• [Things to do]:
**a.** In the essay on doubt and writing, what happens to the writer's ideas once the laptop is opened?
**b.** From the essay on doubt and writing, list every distraction named in the passage that begins "sip of coffee".
**c.** Extend the essay on doubt and writing, beginning right after its final sentence, "What makes mine any different?"

• [Text passage]:
========================================================================

3 min read

Hope, Maybe.

Hope, Maybe.
Photo: ipopba, Adobe stock photo

Lately, I’ve been approaching my computer with hesitation. When I’m going about my day, I’ll think of things I want to write about, start forming the ideas into sentences or phrases. I get around to opening my laptop, and the ideas vanish. They’re replaced by doubts. Who cares? Probably no one reads any of this anyway. (Irony, since you are, obviously, reading this…) 

It’s disorienting because I have to wonder where the ideas went and how they were so easily shoved aside.

I’m no stranger to doubt. God forbid I should ever start to feel too confident. Doubt has to come in and keep my ego in check, and then check it again for good measure. Then procrastination, doubt’s buddy, comes along and shows me ten other things I could do to distract myself - sip of coffee, check email, check instagram, check email again, etc. - rather than just sit quietly and let my brain work. It’s not just about writing. It happens with everything. 

Procrastination is just a symptom. It starts with doubt. Once I start thinking the idea isn’t good enough, I’ll let almost anything pull me away from putting words on the page. This is an uncertain time. Current events are the main thing on my mind, hence what I feel drawn to write about. But I don’t feel qualified to write about politics and current events because I’m not a journalist, just a person with feelings who reads. And there’s a glut of those. What makes mine any different?

========================================================================

Source data:
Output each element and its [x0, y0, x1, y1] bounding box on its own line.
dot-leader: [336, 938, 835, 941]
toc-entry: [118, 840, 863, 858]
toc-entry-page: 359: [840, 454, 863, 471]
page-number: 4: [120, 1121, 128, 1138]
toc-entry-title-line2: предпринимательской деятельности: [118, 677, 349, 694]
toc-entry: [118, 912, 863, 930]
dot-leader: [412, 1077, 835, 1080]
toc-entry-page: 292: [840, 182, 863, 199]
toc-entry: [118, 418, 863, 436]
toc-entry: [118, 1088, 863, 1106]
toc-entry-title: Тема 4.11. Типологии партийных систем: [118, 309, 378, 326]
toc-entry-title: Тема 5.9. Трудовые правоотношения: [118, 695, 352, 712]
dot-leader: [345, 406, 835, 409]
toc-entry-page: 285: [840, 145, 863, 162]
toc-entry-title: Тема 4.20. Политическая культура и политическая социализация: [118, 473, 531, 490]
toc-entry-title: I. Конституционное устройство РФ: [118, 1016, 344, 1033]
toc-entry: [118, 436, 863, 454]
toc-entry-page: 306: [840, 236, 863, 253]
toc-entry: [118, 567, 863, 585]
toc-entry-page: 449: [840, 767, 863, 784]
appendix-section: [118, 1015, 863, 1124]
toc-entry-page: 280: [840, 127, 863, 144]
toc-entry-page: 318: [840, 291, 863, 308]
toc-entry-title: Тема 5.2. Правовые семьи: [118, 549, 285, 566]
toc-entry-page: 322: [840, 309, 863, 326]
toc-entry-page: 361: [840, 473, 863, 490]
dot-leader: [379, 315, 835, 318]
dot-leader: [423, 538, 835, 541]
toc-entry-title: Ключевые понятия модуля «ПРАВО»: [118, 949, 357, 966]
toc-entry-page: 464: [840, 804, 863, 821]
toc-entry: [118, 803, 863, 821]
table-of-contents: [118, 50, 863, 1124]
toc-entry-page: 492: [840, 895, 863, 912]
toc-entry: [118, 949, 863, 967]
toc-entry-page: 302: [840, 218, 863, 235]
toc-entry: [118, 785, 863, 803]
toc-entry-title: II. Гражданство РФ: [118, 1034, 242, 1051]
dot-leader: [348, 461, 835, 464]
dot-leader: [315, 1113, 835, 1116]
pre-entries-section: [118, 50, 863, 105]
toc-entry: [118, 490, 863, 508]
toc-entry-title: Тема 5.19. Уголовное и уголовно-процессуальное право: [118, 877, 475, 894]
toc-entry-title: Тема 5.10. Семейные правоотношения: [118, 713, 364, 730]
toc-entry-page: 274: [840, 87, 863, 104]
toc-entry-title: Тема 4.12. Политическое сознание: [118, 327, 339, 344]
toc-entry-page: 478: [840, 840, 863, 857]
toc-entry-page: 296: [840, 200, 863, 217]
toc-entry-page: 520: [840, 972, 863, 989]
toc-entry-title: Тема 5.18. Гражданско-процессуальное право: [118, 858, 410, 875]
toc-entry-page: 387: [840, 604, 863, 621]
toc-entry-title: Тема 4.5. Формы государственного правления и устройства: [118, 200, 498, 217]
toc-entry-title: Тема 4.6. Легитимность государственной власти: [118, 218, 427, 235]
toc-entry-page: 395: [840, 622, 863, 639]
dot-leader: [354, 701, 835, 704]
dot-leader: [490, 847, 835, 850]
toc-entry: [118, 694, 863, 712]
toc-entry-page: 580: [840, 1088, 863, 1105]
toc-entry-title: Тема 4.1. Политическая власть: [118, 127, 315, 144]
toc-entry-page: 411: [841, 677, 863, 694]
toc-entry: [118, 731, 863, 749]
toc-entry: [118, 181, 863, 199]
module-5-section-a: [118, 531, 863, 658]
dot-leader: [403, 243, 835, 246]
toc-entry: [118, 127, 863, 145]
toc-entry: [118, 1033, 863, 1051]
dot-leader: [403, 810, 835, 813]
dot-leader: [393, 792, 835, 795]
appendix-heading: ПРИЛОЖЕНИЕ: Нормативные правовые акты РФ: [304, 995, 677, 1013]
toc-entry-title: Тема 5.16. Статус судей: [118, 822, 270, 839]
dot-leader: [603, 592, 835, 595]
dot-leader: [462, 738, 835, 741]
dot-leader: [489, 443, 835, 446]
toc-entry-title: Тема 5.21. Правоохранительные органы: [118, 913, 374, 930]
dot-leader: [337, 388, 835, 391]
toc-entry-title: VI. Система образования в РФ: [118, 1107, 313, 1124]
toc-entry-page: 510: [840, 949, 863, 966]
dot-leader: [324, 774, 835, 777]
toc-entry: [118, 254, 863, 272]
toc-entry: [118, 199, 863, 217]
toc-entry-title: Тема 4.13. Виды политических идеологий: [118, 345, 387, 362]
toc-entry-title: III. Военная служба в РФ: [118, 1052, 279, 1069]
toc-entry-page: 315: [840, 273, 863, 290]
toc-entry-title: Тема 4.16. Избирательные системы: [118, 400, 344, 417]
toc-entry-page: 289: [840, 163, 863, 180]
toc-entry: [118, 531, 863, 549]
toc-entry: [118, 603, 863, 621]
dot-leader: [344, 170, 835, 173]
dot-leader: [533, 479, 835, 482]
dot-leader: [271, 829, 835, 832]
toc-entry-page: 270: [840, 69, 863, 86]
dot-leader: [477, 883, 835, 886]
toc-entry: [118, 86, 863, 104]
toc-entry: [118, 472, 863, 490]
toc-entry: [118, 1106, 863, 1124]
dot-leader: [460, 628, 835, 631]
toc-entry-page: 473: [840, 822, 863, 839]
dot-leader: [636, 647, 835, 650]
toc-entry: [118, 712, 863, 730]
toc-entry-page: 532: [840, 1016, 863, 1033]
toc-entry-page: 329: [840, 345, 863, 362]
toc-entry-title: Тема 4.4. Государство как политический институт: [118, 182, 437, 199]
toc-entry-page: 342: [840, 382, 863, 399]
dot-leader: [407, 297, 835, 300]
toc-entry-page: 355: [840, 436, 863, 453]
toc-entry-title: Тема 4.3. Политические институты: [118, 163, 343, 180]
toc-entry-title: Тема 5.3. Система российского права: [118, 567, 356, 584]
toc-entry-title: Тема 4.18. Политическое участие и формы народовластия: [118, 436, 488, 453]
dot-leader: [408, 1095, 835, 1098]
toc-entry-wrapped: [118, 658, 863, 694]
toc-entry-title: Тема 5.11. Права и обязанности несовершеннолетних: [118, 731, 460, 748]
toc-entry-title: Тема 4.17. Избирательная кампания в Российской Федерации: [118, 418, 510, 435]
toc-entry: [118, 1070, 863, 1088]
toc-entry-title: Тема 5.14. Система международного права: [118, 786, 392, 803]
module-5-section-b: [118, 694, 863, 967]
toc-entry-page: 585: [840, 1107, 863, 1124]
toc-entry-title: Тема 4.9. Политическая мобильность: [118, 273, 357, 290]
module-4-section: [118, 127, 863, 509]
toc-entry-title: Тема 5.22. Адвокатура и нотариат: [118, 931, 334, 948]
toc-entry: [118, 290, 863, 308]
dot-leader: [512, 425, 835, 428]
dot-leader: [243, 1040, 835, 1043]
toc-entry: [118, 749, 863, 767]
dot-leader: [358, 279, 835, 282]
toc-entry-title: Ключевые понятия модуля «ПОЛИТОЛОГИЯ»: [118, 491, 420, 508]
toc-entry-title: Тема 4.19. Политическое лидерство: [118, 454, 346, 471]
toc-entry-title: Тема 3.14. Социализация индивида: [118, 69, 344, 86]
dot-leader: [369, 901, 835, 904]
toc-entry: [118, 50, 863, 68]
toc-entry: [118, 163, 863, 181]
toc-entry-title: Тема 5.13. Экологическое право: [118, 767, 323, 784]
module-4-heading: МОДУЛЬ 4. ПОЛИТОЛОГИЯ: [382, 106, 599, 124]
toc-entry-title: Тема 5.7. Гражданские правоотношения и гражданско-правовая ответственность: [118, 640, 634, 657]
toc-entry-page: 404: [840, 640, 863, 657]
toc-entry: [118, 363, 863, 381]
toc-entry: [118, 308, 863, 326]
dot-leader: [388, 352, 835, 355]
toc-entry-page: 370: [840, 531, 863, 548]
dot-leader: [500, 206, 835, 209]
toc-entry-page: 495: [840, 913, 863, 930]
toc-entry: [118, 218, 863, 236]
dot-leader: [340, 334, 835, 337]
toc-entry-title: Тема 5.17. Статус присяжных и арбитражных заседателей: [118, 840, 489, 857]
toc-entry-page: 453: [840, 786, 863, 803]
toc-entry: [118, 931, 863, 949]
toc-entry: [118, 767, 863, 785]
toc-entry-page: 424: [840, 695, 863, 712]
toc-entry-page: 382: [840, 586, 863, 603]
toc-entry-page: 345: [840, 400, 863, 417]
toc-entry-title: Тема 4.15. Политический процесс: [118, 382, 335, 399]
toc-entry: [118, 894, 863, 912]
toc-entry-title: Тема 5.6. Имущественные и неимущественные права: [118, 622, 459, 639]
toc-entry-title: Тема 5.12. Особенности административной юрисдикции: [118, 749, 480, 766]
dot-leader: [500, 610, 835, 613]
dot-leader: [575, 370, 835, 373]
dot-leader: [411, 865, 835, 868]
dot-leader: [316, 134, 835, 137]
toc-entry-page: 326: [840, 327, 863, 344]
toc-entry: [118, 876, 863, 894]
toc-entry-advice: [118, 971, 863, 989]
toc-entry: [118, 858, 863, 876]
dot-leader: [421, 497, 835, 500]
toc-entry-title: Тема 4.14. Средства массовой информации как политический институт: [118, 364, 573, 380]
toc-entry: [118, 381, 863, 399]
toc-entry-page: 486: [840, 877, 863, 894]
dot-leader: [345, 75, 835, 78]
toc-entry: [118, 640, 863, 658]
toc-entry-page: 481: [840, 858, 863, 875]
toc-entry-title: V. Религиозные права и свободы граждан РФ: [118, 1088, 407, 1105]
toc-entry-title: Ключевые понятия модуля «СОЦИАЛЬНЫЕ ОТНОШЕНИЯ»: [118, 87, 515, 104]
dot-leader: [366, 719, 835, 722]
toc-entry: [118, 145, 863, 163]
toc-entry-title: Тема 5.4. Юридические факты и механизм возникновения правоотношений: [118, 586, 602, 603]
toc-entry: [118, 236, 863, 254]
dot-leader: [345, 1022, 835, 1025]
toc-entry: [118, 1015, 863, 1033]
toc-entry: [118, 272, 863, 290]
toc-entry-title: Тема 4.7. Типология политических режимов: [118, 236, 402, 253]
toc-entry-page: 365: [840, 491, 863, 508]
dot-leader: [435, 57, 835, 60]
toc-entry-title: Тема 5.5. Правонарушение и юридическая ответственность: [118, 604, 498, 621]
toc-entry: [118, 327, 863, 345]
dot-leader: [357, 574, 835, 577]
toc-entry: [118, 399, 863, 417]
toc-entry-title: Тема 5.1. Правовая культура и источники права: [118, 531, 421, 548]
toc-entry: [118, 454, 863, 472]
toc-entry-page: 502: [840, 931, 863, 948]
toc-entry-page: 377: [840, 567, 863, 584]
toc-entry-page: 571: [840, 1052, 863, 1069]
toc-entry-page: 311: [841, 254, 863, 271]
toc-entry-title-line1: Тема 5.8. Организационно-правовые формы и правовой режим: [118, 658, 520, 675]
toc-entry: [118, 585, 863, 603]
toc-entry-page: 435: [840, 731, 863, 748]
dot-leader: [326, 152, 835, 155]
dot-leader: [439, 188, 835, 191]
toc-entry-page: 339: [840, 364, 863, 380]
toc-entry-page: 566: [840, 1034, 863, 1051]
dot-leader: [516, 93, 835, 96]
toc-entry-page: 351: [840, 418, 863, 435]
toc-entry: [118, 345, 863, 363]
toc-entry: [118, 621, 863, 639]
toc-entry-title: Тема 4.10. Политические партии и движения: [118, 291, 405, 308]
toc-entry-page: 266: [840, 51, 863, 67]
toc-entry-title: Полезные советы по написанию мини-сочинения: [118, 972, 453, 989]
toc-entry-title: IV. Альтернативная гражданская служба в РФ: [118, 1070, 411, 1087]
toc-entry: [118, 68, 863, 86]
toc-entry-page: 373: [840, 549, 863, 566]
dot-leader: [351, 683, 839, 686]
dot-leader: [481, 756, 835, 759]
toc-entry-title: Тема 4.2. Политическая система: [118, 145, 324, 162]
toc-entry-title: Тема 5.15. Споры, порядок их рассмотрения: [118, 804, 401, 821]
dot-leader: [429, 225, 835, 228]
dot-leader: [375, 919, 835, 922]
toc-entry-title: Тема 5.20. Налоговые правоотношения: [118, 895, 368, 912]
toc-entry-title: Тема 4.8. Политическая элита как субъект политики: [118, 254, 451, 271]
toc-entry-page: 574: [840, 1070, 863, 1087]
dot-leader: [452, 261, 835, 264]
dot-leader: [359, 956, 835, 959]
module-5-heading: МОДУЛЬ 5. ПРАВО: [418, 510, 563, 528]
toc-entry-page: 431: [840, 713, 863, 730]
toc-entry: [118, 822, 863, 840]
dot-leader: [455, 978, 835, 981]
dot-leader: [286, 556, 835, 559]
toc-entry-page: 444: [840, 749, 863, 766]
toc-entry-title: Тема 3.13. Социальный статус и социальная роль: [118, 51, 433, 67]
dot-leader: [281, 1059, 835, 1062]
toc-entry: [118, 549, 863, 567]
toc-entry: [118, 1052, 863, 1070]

========================================================================

• [Results by task]:
**a.** They vanish and are replaced by doubts.

**b.**
- sip of coffee
- check email
- check instagram
- check email again

**c.**
I want to feel hopeful because it seems like more people are waking up. It seems like the orange man has done enough things that people disagree with in different categories that they see he was never on their side. Epstein, Iran, this stupid ballroom he’s obsessed with, yelling at Nora Roberts for asking him a question… Is it right to feel hopeful now? Is it safe? 

Things are still bad, so bad, for so many people. ICE hasn’t been getting headlines, but they’re still doing their nonsense. Reporters haven’t been able to fairly cover everything, and major news organizations aren’t able or aren’t choosing to or haven’t been allowed to do deep reporting. And an assassination attempt is a bad thing. I don’t want anyone to die, and it would be horrible for the country for that to happen, no matter who is in charge.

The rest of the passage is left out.